══ PROVIDED INFORMATION

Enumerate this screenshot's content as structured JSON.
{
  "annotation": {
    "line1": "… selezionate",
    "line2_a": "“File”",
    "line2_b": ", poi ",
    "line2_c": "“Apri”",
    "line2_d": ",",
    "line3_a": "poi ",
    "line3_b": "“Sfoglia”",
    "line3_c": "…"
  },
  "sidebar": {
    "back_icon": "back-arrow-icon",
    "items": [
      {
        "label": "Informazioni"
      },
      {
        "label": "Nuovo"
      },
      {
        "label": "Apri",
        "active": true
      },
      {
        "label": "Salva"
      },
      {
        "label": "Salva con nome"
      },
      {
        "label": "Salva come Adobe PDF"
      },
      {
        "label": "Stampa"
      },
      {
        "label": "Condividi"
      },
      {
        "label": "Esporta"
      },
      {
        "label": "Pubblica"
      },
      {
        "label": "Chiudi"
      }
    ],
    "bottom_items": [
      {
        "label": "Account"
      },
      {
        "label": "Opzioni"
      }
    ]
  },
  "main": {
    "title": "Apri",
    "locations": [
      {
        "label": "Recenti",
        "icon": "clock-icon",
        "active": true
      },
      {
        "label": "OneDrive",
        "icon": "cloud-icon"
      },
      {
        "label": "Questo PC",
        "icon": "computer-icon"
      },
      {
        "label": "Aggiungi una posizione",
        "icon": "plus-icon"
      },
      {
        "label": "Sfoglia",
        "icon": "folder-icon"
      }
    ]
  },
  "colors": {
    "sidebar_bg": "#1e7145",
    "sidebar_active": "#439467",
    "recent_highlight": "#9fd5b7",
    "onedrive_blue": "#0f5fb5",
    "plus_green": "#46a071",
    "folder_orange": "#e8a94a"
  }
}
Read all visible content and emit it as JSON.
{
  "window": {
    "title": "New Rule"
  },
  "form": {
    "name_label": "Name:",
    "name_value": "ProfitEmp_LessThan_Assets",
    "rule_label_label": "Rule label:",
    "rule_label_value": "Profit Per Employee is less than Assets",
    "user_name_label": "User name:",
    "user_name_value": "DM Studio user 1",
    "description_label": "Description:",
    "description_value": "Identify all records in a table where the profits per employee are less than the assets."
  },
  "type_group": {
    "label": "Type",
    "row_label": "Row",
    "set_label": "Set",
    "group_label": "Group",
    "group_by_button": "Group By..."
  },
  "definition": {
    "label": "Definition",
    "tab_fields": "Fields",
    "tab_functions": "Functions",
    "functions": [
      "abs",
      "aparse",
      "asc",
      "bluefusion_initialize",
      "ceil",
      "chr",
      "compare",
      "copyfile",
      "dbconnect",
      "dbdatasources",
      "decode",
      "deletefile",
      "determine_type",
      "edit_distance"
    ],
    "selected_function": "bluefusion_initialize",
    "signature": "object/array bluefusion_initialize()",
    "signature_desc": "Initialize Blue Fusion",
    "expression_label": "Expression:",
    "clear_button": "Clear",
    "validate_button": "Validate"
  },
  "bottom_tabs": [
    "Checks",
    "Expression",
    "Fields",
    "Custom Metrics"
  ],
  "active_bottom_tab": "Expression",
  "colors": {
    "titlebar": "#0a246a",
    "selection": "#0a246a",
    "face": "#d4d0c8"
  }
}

════

Each entry above is to be quoted exactly.

Enumerate this screenshot's content as structured JSON.
{
  "annotation": {
    "line1": "… selezionate",
    "line2_a": "“File”",
    "line2_b": ", poi ",
    "line2_c": "“Apri”",
    "line2_d": ",",
    "line3_a": "poi ",
    "line3_b": "“Sfoglia”",
    "line3_c": "…"
  },
  "sidebar": {
    "back_icon": "back-arrow-icon",
    "items": [
      {
        "label": "Informazioni"
      },
      {
        "label": "Nuovo"
      },
      {
        "label": "Apri",
        "active": true
      },
      {
        "label": "Salva"
      },
      {
        "label": "Salva con nome"
      },
      {
        "label": "Salva come Adobe PDF"
      },
      {
        "label": "Stampa"
      },
      {
        "label": "Condividi"
      },
      {
        "label": "Esporta"
      },
      {
        "label": "Pubblica"
      },
      {
        "label": "Chiudi"
      }
    ],
    "bottom_items": [
      {
        "label": "Account"
      },
      {
        "label": "Opzioni"
      }
    ]
  },
  "main": {
    "title": "Apri",
    "locations": [
      {
        "label": "Recenti",
        "icon": "clock-icon",
        "active": true
      },
      {
        "label": "OneDrive",
        "icon": "cloud-icon"
      },
      {
        "label": "Questo PC",
        "icon": "computer-icon"
      },
      {
        "label": "Aggiungi una posizione",
        "icon": "plus-icon"
      },
      {
        "label": "Sfoglia",
        "icon": "folder-icon"
      }
    ]
  },
  "colors": {
    "sidebar_bg": "#1e7145",
    "sidebar_active": "#439467",
    "recent_highlight": "#9fd5b7",
    "onedrive_blue": "#0f5fb5",
    "plus_green": "#46a071",
    "folder_orange": "#e8a94a"
  }
}
Read all visible content and emit it as JSON.
{
  "window": {
    "title": "New Rule"
  },
  "form": {
    "name_label": "Name:",
    "name_value": "ProfitEmp_LessThan_Assets",
    "rule_label_label": "Rule label:",
    "rule_label_value": "Profit Per Employee is less than Assets",
    "user_name_label": "User name:",
    "user_name_value": "DM Studio user 1",
    "description_label": "Description:",
    "description_value": "Identify all records in a table where the profits per employee are less than the assets."
  },
  "type_group": {
    "label": "Type",
    "row_label": "Row",
    "set_label": "Set",
    "group_label": "Group",
    "group_by_button": "Group By..."
  },
  "definition": {
    "label": "Definition",
    "tab_fields": "Fields",
    "tab_functions": "Functions",
    "functions": [
      "abs",
      "aparse",
      "asc",
      "bluefusion_initialize",
      "ceil",
      "chr",
      "compare",
      "copyfile",
      "dbconnect",
      "dbdatasources",
      "decode",
      "deletefile",
      "determine_type",
      "edit_distance"
    ],
    "selected_function": "bluefusion_initialize",
    "signature": "object/array bluefusion_initialize()",
    "signature_desc": "Initialize Blue Fusion",
    "expression_label": "Expression:",
    "clear_button": "Clear",
    "validate_button": "Validate"
  },
  "bottom_tabs": [
    "Checks",
    "Expression",
    "Fields",
    "Custom Metrics"
  ],
  "active_bottom_tab": "Expression",
  "colors": {
    "titlebar": "#0a246a",
    "selection": "#0a246a",
    "face": "#d4d0c8"
  }
}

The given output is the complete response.